§ TASK STATEMENT
Retype the records below exactly as they appear.

§ RECORDED INFORMATION
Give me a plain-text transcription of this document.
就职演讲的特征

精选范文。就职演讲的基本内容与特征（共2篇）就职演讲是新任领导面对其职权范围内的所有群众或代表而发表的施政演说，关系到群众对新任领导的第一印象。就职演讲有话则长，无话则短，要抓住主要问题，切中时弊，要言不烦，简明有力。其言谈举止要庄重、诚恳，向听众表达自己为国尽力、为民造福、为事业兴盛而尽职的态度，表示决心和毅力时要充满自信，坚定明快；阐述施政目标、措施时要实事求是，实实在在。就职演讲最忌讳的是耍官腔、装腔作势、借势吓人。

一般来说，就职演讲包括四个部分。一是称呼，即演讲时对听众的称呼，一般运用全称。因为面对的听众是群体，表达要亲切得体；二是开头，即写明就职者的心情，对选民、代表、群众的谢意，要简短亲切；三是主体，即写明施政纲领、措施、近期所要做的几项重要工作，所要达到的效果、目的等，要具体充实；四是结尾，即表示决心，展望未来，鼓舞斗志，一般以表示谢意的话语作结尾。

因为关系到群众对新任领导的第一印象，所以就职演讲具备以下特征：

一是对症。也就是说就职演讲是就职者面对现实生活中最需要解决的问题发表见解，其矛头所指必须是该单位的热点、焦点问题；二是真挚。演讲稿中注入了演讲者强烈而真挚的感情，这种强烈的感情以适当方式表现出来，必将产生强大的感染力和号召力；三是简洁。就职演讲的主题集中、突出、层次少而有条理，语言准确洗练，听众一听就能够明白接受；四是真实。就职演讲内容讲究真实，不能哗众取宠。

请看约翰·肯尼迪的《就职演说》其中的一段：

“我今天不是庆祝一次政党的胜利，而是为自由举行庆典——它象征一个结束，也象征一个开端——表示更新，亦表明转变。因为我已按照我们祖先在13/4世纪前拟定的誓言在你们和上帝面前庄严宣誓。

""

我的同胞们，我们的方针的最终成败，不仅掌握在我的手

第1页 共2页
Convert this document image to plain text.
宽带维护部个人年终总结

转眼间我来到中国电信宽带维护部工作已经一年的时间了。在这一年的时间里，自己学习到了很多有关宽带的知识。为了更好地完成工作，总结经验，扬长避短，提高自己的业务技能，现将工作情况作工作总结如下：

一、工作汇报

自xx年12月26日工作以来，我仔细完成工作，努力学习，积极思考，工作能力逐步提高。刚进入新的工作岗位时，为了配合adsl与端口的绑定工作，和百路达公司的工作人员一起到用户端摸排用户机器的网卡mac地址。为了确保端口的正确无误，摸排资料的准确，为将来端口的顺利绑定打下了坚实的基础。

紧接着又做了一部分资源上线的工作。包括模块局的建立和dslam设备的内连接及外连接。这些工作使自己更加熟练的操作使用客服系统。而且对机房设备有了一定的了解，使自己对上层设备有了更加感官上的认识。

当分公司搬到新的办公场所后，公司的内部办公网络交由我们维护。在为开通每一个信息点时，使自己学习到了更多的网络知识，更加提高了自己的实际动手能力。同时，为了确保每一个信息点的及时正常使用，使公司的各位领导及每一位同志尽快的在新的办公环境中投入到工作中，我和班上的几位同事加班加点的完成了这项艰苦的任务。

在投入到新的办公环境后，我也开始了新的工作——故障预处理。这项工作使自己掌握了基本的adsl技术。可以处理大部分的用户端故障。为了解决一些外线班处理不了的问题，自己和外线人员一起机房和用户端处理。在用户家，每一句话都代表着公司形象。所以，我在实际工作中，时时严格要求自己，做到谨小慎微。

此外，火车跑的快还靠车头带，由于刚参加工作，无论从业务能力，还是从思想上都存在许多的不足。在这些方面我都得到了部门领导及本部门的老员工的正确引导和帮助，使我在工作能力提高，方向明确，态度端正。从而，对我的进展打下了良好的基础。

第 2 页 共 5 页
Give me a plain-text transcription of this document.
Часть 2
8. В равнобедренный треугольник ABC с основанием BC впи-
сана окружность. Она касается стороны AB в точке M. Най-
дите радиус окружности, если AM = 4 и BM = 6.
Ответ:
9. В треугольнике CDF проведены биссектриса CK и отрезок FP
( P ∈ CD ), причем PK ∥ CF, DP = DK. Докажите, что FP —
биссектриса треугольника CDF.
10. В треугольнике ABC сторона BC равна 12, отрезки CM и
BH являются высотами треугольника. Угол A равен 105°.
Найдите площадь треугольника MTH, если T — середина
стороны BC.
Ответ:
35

§ SOLUTION FOR THIS PROBLEM
Give me a plain-text transcription of this document.
就职演讲的特征

精选范文。就职演讲的基本内容与特征（共2篇）就职演讲是新任领导面对其职权范围内的所有群众或代表而发表的施政演说，关系到群众对新任领导的第一印象。就职演讲有话则长，无话则短，要抓住主要问题，切中时弊，要言不烦，简明有力。其言谈举止要庄重、诚恳，向听众表达自己为国尽力、为民造福、为事业兴盛而尽职的态度，表示决心和毅力时要充满自信，坚定明快；阐述施政目标、措施时要实事求是，实实在在。就职演讲最忌讳的是耍官腔、装腔作势、借势吓人。

一般来说，就职演讲包括四个部分。一是称呼，即演讲时对听众的称呼，一般运用全称。因为面对的听众是群体，表达要亲切得体；二是开头，即写明就职者的心情，对选民、代表、群众的谢意，要简短亲切；三是主体，即写明施政纲领、措施、近期所要做的几项重要工作，所要达到的效果、目的等，要具体充实；四是结尾，即表示决心，展望未来，鼓舞斗志，一般以表示谢意的话语作结尾。

因为关系到群众对新任领导的第一印象，所以就职演讲具备以下特征：

一是对症。也就是说就职演讲是就职者面对现实生活中最需要解决的问题发表见解，其矛头所指必须是该单位的热点、焦点问题；二是真挚。演讲稿中注入了演讲者强烈而真挚的感情，这种强烈的感情以适当方式表现出来，必将产生强大的感染力和号召力；三是简洁。就职演讲的主题集中、突出、层次少而有条理，语言准确洗练，听众一听就能够明白接受；四是真实。就职演讲内容讲究真实，不能哗众取宠。

请看约翰·肯尼迪的《就职演说》其中的一段：

“我今天不是庆祝一次政党的胜利，而是为自由举行庆典——它象征一个结束，也象征一个开端——表示更新，亦表明转变。因为我已按照我们祖先在13/4世纪前拟定的誓言在你们和上帝面前庄严宣誓。

""

我的同胞们，我们的方针的最终成败，不仅掌握在我的手

第1页 共2页
Convert this document image to plain text.
宽带维护部个人年终总结

转眼间我来到中国电信宽带维护部工作已经一年的时间了。在这一年的时间里，自己学习到了很多有关宽带的知识。为了更好地完成工作，总结经验，扬长避短，提高自己的业务技能，现将工作情况作工作总结如下：

一、工作汇报

自xx年12月26日工作以来，我仔细完成工作，努力学习，积极思考，工作能力逐步提高。刚进入新的工作岗位时，为了配合adsl与端口的绑定工作，和百路达公司的工作人员一起到用户端摸排用户机器的网卡mac地址。为了确保端口的正确无误，摸排资料的准确，为将来端口的顺利绑定打下了坚实的基础。

紧接着又做了一部分资源上线的工作。包括模块局的建立和dslam设备的内连接及外连接。这些工作使自己更加熟练的操作使用客服系统。而且对机房设备有了一定的了解，使自己对上层设备有了更加感官上的认识。

当分公司搬到新的办公场所后，公司的内部办公网络交由我们维护。在为开通每一个信息点时，使自己学习到了更多的网络知识，更加提高了自己的实际动手能力。同时，为了确保每一个信息点的及时正常使用，使公司的各位领导及每一位同志尽快的在新的办公环境中投入到工作中，我和班上的几位同事加班加点的完成了这项艰苦的任务。

在投入到新的办公环境后，我也开始了新的工作——故障预处理。这项工作使自己掌握了基本的adsl技术。可以处理大部分的用户端故障。为了解决一些外线班处理不了的问题，自己和外线人员一起机房和用户端处理。在用户家，每一句话都代表着公司形象。所以，我在实际工作中，时时严格要求自己，做到谨小慎微。

此外，火车跑的快还靠车头带，由于刚参加工作，无论从业务能力，还是从思想上都存在许多的不足。在这些方面我都得到了部门领导及本部门的老员工的正确引导和帮助，使我在工作能力提高，方向明确，态度端正。从而，对我的进展打下了良好的基础。

第 2 页 共 5 页
Give me a plain-text transcription of this document.
Часть 2
8. В равнобедренный треугольник ABC с основанием BC впи-
сана окружность. Она касается стороны AB в точке M. Най-
дите радиус окружности, если AM = 4 и BM = 6.
Ответ:
9. В треугольнике CDF проведены биссектриса CK и отрезок FP
( P ∈ CD ), причем PK ∥ CF, DP = DK. Докажите, что FP —
биссектриса треугольника CDF.
10. В треугольнике ABC сторона BC равна 12, отрезки CM и
BH являются высотами треугольника. Угол A равен 105°.
Найдите площадь треугольника MTH, если T — середина
стороны BC.
Ответ:
35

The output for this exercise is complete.